Dataset records
^^^^
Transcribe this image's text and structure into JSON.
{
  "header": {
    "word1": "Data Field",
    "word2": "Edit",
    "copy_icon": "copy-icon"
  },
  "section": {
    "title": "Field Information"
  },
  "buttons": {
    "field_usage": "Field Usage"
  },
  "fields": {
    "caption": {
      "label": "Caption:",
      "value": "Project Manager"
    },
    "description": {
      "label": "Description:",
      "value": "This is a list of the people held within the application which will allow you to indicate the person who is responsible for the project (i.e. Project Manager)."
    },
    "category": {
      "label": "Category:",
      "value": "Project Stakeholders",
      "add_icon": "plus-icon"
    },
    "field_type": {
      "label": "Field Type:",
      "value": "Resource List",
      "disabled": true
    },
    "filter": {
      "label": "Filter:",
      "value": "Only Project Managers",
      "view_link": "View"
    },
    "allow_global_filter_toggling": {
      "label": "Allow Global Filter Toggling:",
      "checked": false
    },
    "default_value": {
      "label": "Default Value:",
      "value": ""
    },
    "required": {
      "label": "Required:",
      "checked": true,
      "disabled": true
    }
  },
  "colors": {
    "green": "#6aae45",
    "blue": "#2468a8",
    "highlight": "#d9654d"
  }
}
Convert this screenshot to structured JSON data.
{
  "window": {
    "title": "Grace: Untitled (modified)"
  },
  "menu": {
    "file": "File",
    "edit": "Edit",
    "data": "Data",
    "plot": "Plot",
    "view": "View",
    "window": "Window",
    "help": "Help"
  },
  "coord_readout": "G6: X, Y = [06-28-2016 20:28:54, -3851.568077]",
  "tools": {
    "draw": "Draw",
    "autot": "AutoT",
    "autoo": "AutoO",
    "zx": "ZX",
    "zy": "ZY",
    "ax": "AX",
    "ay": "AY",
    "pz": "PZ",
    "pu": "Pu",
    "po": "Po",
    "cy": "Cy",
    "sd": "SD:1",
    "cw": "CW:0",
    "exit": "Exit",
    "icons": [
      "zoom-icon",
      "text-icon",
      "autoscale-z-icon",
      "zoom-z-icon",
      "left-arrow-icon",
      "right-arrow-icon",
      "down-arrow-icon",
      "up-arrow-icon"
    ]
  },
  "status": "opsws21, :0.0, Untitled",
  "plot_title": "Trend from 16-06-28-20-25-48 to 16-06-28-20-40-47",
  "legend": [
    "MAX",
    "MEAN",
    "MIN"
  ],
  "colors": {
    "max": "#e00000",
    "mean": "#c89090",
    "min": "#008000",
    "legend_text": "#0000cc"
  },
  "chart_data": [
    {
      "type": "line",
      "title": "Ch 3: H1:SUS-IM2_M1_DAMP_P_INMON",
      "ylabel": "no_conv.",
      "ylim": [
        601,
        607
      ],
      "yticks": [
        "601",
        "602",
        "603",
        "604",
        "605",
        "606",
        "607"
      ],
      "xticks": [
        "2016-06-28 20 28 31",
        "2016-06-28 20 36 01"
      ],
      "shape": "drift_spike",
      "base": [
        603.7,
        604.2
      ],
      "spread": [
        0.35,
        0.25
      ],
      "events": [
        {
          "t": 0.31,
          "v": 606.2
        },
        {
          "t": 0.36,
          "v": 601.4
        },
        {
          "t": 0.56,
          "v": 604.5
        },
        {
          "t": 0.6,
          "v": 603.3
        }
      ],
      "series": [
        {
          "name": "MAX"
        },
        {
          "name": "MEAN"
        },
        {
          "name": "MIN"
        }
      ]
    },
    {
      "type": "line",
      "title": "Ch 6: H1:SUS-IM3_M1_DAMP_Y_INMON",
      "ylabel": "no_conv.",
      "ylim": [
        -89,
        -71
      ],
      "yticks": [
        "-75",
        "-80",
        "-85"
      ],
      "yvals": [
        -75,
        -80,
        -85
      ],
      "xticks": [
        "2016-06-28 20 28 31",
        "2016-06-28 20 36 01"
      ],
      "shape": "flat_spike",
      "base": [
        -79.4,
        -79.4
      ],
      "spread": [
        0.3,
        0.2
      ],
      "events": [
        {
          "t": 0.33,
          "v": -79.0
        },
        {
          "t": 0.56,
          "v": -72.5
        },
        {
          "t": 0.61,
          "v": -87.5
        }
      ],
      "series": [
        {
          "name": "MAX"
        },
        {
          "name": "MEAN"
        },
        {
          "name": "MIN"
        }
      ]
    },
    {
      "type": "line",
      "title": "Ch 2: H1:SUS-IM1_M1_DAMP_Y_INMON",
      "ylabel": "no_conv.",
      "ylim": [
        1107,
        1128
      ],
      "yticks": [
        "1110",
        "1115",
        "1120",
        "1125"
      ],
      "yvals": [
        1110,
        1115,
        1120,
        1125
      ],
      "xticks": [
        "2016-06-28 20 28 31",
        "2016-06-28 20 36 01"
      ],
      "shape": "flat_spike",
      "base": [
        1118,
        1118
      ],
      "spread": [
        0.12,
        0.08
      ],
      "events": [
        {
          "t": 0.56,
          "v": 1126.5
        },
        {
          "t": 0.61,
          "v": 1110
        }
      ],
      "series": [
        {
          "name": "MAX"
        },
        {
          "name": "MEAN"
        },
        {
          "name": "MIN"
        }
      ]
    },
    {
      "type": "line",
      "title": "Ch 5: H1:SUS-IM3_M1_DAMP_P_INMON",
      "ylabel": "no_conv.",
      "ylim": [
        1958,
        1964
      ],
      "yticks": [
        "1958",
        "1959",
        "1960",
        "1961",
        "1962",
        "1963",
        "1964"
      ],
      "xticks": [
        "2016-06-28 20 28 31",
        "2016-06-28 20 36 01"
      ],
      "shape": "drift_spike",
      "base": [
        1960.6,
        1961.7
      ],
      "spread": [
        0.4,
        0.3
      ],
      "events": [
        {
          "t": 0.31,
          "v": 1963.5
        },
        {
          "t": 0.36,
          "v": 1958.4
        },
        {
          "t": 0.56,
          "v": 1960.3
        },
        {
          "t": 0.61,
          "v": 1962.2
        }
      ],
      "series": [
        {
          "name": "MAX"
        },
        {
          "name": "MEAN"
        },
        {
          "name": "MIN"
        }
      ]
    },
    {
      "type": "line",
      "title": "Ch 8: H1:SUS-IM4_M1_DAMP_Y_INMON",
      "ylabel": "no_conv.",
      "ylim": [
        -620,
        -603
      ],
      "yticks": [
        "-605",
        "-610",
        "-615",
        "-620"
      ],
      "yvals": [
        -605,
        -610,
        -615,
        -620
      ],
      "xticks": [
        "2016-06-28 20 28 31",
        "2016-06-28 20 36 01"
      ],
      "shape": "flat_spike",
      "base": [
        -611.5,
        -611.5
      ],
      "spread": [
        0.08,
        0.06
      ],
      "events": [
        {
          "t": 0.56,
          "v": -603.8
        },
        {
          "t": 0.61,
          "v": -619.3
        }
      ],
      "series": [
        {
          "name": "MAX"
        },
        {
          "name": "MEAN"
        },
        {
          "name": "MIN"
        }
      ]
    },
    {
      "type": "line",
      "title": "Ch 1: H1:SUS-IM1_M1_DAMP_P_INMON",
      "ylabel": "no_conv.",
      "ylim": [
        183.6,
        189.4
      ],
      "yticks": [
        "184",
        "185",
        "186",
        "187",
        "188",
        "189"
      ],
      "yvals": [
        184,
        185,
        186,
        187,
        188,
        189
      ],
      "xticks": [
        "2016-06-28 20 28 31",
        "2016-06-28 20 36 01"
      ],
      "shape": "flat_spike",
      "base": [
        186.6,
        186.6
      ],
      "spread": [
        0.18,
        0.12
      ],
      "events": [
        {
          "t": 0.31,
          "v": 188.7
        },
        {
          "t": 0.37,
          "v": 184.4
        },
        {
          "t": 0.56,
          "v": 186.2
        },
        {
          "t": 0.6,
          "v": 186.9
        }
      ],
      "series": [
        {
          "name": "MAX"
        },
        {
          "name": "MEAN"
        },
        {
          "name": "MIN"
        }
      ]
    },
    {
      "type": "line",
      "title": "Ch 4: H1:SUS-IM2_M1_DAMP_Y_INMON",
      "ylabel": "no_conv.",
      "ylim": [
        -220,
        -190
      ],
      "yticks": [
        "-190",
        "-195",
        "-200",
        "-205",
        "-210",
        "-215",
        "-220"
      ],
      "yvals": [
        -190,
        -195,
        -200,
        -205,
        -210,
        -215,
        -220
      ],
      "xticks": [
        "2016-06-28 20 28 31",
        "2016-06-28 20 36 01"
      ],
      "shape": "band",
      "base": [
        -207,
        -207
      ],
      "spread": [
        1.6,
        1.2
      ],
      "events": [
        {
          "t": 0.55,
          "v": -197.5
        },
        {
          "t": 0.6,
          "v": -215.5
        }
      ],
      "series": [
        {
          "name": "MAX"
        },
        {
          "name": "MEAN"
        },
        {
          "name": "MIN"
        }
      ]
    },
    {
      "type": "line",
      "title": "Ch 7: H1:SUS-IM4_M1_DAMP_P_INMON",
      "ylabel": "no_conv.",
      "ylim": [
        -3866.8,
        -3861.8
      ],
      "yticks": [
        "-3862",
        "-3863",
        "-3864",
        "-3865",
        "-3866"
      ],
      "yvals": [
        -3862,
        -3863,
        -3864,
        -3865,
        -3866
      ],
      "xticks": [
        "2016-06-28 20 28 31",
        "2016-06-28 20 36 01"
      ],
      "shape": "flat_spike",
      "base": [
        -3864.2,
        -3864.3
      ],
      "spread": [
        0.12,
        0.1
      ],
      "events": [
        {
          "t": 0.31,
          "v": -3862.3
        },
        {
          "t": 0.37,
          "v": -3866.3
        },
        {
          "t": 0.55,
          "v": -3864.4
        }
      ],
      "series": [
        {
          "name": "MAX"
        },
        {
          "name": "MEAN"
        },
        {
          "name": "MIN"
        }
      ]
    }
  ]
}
^^^^
Select every line where the word "JSON" occurs.

### Response
Transcribe this image's text and structure into JSON.
Convert this screenshot to structured JSON data.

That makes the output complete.